THE EXERCISE: Every line that contains the word "исполнения" should be copied out.

++++++++++

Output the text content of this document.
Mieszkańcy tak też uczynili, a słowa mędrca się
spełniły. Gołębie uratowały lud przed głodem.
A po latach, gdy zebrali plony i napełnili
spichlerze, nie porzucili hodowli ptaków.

++++++++++

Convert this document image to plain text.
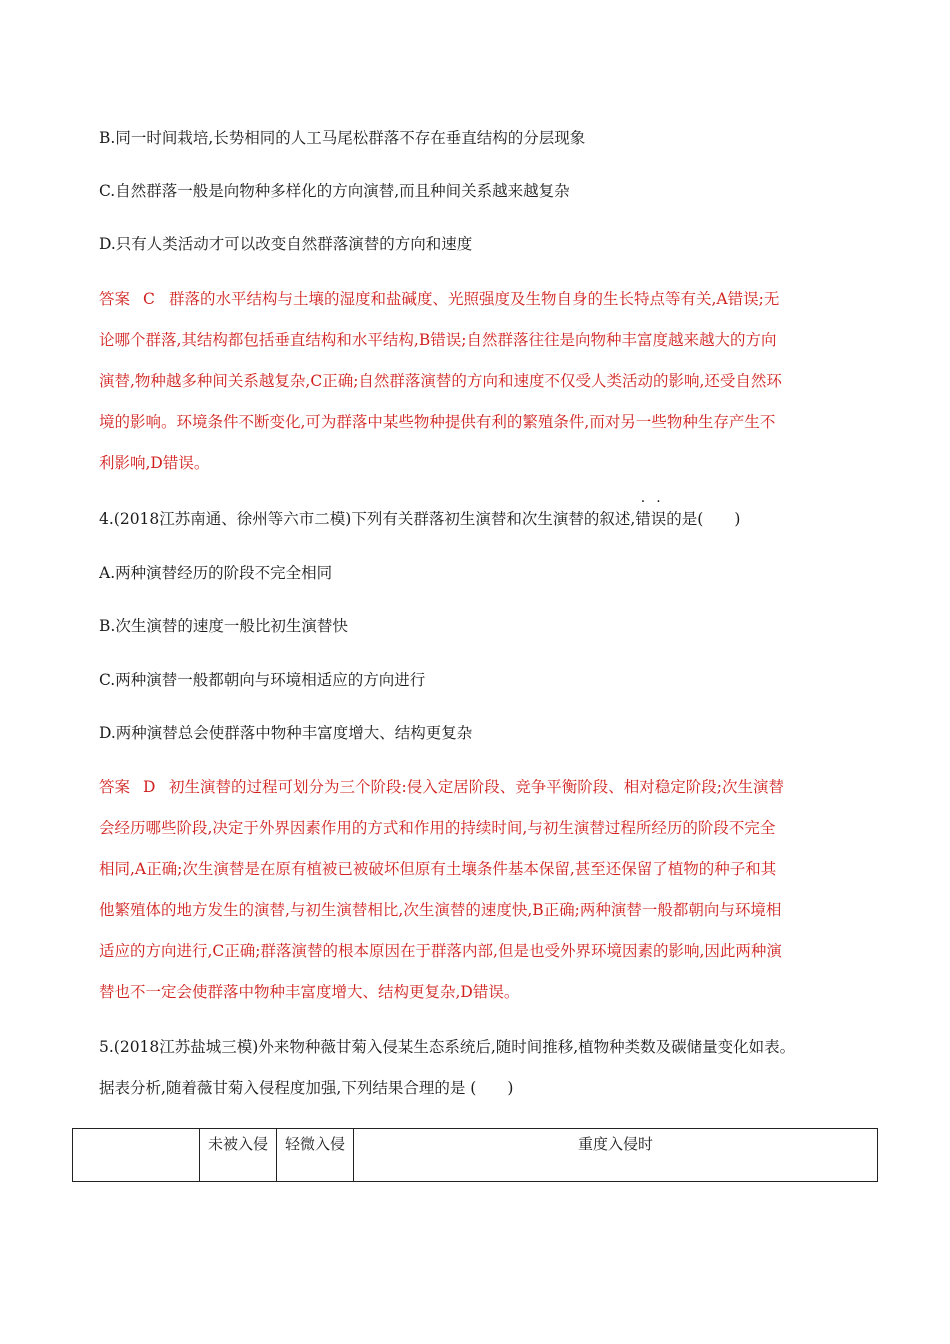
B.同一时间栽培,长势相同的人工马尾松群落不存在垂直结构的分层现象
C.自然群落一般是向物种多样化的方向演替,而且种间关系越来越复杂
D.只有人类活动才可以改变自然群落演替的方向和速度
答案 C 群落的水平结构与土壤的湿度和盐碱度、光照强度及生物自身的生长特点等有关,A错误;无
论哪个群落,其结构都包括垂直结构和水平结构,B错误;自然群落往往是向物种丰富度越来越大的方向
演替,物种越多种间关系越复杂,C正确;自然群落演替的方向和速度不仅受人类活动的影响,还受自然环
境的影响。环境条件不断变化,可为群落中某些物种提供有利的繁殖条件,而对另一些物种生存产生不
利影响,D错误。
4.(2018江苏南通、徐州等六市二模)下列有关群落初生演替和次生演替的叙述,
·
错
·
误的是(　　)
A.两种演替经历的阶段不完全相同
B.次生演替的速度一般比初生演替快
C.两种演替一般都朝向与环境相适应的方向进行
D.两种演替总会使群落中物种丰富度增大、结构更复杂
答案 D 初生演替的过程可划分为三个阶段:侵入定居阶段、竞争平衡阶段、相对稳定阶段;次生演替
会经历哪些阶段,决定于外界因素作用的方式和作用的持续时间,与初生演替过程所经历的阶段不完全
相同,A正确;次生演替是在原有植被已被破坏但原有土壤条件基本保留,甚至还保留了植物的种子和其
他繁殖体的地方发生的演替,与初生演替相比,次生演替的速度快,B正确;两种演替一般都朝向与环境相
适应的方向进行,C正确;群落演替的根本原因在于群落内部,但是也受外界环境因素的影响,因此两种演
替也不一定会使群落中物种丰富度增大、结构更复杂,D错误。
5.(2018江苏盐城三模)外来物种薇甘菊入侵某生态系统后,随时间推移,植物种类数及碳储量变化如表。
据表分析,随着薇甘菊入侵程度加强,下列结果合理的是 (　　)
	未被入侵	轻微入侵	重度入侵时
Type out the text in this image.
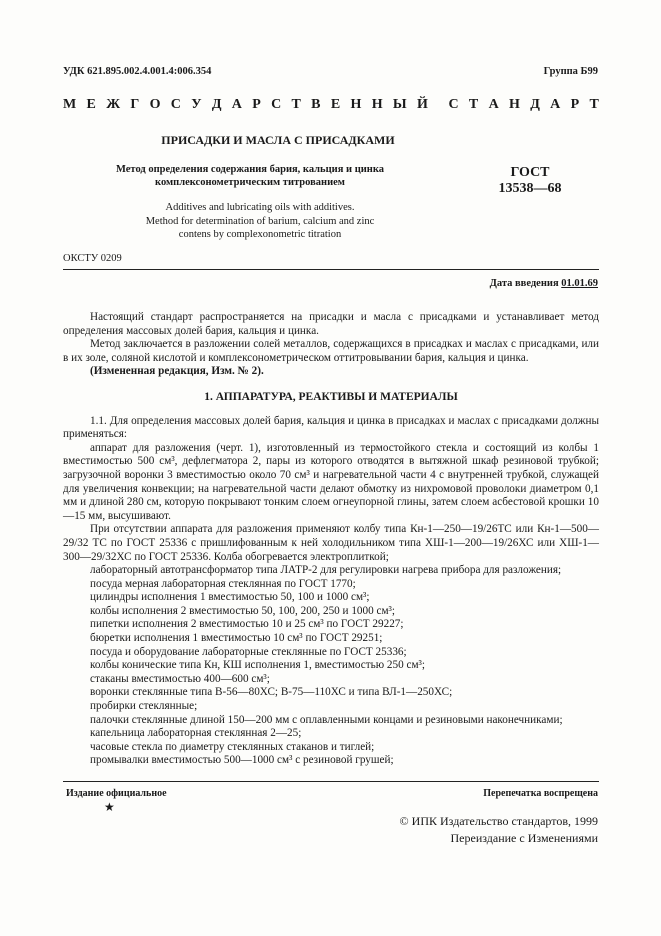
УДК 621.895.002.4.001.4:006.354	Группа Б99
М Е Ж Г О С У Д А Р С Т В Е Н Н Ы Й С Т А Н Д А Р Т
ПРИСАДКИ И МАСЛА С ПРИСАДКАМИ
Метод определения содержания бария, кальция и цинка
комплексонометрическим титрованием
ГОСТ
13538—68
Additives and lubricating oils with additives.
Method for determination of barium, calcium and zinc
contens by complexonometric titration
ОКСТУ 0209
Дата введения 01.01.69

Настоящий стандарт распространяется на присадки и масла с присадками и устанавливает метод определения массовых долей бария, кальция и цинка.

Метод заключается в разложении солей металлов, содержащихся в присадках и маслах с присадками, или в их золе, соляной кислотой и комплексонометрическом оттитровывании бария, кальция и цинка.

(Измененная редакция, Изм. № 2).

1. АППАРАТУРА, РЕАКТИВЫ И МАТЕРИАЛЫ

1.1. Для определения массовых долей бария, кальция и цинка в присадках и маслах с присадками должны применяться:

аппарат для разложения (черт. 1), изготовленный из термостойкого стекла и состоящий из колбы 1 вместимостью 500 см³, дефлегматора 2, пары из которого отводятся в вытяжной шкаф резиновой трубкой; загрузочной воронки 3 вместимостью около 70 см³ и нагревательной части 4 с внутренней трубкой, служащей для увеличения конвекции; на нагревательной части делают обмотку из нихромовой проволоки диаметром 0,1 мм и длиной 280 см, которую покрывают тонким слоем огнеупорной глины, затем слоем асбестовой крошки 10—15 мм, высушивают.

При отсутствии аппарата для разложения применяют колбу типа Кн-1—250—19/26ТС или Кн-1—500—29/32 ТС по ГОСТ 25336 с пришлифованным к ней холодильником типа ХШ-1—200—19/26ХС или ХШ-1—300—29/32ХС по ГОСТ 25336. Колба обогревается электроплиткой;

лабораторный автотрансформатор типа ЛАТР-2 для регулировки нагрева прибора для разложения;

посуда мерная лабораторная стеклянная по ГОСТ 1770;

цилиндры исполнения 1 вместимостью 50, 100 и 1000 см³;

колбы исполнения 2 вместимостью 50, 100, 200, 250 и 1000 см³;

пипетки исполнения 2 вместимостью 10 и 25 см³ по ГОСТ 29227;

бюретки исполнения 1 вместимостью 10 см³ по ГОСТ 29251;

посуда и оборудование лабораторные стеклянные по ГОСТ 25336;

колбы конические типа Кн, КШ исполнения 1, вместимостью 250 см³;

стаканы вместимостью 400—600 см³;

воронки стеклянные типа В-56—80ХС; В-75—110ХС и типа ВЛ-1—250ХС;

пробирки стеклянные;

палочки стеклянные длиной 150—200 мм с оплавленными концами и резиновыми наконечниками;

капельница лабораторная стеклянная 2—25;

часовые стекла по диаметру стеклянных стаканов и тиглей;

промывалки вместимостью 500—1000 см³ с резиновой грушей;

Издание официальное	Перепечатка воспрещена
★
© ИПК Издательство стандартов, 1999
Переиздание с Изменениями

++++++++++

THE SOLUTION:
цилиндры исполнения 1 вместимостью 50, 100 и 1000 см³;
колбы исполнения 2 вместимостью 50, 100, 200, 250 и 1000 см³;
пипетки исполнения 2 вместимостью 10 и 25 см³ по ГОСТ 29227;
бюретки исполнения 1 вместимостью 10 см³ по ГОСТ 29251;
колбы конические типа Кн, КШ исполнения 1, вместимостью 250 см³;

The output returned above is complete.